## INPUT ROWS
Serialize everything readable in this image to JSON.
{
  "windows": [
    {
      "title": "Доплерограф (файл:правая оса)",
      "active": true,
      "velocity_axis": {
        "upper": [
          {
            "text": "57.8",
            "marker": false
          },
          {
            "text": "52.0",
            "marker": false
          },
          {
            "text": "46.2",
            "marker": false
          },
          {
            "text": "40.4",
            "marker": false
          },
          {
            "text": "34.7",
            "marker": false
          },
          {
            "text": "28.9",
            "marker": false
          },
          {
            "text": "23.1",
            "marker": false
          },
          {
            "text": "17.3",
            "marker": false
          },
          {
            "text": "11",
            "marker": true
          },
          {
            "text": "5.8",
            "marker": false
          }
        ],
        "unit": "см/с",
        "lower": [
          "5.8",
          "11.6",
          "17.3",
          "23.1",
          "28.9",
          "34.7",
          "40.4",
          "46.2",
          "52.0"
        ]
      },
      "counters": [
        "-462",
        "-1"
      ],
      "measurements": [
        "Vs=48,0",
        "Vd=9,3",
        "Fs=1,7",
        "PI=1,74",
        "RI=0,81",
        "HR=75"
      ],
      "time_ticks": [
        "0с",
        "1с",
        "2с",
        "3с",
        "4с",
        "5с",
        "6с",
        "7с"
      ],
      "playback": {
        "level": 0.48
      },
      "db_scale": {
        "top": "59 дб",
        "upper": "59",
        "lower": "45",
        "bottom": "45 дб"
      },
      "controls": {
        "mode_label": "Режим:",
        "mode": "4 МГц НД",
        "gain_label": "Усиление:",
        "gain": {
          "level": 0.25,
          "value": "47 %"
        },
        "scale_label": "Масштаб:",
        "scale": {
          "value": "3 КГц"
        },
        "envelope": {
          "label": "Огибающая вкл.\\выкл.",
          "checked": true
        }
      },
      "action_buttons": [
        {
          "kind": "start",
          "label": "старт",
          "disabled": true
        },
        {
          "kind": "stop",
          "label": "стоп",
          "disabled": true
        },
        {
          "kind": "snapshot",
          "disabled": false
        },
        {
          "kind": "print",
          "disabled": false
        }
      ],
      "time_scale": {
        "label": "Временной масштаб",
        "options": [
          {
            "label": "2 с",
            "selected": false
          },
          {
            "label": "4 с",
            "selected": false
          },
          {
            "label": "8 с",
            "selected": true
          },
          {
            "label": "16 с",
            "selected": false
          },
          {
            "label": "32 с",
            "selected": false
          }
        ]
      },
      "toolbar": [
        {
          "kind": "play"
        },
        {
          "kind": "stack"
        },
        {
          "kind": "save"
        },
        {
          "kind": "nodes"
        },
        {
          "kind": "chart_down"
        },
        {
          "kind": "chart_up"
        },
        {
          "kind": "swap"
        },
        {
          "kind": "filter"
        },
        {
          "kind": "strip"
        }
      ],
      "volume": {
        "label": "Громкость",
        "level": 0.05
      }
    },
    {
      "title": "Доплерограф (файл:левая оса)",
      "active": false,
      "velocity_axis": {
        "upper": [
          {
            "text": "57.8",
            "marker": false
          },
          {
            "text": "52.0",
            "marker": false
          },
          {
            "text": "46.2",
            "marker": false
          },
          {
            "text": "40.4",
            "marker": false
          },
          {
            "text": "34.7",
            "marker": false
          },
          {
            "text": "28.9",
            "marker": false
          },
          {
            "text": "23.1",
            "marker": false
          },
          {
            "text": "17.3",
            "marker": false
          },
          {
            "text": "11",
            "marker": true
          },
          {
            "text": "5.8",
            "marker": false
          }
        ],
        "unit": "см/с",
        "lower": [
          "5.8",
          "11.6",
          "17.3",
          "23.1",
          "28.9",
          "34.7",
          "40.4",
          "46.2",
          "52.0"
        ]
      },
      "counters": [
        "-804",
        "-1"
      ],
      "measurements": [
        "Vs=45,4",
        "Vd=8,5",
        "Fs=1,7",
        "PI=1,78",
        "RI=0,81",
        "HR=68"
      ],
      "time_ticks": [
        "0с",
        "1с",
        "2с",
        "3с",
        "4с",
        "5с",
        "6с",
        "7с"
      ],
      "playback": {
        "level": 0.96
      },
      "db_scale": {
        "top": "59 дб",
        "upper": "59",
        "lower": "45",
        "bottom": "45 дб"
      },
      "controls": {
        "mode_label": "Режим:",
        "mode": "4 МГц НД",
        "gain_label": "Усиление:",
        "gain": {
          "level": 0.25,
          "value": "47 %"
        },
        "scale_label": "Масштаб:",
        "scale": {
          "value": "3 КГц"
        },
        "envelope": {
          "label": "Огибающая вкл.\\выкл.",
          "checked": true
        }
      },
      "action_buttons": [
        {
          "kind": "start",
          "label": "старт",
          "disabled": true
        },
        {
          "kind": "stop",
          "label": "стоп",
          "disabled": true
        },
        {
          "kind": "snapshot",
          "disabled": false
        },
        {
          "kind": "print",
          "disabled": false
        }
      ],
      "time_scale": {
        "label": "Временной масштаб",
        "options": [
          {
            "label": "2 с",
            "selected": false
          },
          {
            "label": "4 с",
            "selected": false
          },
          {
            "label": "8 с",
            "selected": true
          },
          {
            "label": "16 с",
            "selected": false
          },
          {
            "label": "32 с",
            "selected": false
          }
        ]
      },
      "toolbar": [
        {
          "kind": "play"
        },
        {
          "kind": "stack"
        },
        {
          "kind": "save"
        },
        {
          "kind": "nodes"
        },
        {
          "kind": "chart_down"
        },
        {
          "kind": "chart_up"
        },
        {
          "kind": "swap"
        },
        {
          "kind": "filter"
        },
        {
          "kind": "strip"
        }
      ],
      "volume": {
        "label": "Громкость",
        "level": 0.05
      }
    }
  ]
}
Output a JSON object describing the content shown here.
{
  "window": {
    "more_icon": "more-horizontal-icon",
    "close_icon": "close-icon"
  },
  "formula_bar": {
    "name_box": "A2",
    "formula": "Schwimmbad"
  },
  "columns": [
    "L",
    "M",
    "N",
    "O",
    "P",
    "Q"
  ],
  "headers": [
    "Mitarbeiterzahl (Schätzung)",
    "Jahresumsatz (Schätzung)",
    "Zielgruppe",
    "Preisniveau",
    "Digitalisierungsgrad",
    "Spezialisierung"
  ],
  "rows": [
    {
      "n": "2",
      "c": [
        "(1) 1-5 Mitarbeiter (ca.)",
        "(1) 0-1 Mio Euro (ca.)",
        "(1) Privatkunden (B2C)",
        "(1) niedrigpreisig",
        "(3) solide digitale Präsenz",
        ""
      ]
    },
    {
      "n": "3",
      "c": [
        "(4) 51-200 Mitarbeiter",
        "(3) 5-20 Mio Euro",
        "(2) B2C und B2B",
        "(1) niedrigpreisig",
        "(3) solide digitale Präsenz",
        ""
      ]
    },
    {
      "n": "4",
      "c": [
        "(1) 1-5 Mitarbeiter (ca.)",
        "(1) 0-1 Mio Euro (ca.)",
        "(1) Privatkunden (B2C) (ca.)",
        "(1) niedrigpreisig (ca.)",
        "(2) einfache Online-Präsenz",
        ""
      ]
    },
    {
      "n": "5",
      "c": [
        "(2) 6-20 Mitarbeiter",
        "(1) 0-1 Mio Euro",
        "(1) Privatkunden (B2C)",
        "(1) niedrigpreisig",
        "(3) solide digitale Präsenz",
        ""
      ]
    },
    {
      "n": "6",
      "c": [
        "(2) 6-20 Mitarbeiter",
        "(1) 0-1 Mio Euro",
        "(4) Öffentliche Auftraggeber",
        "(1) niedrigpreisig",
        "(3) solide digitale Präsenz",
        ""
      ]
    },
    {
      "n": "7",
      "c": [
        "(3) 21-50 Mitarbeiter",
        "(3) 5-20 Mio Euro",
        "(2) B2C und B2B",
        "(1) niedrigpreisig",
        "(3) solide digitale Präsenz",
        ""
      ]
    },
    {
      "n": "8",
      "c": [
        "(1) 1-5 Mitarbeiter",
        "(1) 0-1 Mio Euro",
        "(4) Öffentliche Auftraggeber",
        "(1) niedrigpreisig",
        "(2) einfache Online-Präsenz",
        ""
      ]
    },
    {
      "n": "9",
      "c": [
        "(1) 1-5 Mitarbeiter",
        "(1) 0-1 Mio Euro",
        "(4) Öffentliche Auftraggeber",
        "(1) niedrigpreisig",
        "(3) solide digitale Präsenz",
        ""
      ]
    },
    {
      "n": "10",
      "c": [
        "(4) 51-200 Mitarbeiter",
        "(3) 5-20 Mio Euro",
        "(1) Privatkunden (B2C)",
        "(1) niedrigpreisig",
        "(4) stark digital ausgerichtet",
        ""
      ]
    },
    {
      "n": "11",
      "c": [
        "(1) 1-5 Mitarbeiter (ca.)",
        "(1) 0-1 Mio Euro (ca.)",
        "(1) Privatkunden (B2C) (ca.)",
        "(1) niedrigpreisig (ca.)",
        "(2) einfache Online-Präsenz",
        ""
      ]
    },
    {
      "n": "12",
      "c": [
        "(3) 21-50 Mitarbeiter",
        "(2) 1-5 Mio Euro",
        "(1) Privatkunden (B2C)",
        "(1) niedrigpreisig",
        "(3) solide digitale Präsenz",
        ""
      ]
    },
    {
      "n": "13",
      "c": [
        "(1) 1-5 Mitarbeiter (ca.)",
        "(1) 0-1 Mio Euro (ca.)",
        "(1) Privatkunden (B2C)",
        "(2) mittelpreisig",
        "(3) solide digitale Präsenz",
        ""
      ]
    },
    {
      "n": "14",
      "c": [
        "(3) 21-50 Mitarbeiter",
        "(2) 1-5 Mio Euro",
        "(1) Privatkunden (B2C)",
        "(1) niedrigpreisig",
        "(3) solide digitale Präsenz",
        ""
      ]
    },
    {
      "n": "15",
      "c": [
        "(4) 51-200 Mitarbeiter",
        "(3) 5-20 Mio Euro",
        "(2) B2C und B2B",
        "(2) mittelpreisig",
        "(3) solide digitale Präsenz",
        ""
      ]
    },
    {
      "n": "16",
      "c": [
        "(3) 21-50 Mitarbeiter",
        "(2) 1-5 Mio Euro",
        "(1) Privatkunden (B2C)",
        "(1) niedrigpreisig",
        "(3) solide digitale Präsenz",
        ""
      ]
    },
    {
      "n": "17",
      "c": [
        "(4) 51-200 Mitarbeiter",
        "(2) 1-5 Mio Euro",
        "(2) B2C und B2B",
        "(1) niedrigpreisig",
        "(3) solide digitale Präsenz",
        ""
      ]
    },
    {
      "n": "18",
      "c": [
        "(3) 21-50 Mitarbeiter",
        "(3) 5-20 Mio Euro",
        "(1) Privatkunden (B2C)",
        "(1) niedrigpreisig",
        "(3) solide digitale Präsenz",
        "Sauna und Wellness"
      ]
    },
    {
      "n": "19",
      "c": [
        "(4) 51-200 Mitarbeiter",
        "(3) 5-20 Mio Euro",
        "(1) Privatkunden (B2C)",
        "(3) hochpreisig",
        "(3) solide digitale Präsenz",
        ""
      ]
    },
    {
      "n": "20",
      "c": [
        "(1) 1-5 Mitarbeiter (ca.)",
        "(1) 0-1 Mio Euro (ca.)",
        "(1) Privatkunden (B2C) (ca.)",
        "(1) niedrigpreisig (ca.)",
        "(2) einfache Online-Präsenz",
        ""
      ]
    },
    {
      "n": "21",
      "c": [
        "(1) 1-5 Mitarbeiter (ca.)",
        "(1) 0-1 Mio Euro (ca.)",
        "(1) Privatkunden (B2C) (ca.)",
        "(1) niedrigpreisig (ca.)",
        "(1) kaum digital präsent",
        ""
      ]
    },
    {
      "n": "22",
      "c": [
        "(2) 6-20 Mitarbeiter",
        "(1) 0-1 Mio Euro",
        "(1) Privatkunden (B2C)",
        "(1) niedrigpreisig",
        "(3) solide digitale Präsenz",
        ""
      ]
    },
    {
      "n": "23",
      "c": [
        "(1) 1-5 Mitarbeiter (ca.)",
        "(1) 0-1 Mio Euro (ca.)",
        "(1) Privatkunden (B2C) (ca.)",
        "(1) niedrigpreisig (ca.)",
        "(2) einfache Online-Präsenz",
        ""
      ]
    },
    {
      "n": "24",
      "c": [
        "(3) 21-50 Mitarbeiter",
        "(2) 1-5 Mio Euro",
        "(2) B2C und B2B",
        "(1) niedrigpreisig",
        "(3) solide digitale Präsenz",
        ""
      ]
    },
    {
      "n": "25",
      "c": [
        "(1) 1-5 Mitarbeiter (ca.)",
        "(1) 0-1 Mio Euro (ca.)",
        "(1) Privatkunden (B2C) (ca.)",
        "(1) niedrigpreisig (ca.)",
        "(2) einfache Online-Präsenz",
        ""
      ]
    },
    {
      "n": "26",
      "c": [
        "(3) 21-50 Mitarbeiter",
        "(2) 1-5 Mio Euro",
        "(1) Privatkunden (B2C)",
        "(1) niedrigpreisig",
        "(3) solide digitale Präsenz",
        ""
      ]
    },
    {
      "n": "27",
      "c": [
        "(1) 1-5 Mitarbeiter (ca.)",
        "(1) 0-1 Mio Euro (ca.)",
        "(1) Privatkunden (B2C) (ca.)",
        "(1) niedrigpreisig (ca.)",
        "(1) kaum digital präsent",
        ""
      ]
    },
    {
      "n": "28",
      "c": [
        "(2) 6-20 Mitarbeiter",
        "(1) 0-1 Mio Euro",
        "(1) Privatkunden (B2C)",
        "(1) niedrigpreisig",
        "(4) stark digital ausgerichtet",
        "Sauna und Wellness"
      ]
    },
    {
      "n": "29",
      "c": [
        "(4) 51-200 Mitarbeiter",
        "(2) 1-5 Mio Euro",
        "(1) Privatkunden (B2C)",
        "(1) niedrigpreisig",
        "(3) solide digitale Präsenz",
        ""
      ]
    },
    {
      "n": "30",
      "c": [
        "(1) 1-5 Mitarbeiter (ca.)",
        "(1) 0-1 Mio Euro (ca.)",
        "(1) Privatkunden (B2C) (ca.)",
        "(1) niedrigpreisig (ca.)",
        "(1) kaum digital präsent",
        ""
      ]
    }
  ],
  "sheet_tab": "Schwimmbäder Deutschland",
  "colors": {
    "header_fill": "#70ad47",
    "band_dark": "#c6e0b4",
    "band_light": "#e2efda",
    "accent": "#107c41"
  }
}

## PROBLEM STATEMENT
Lines containing the word "файл" are to be counted in the listing; state their number alone.

## RESULT OF THE TASK
2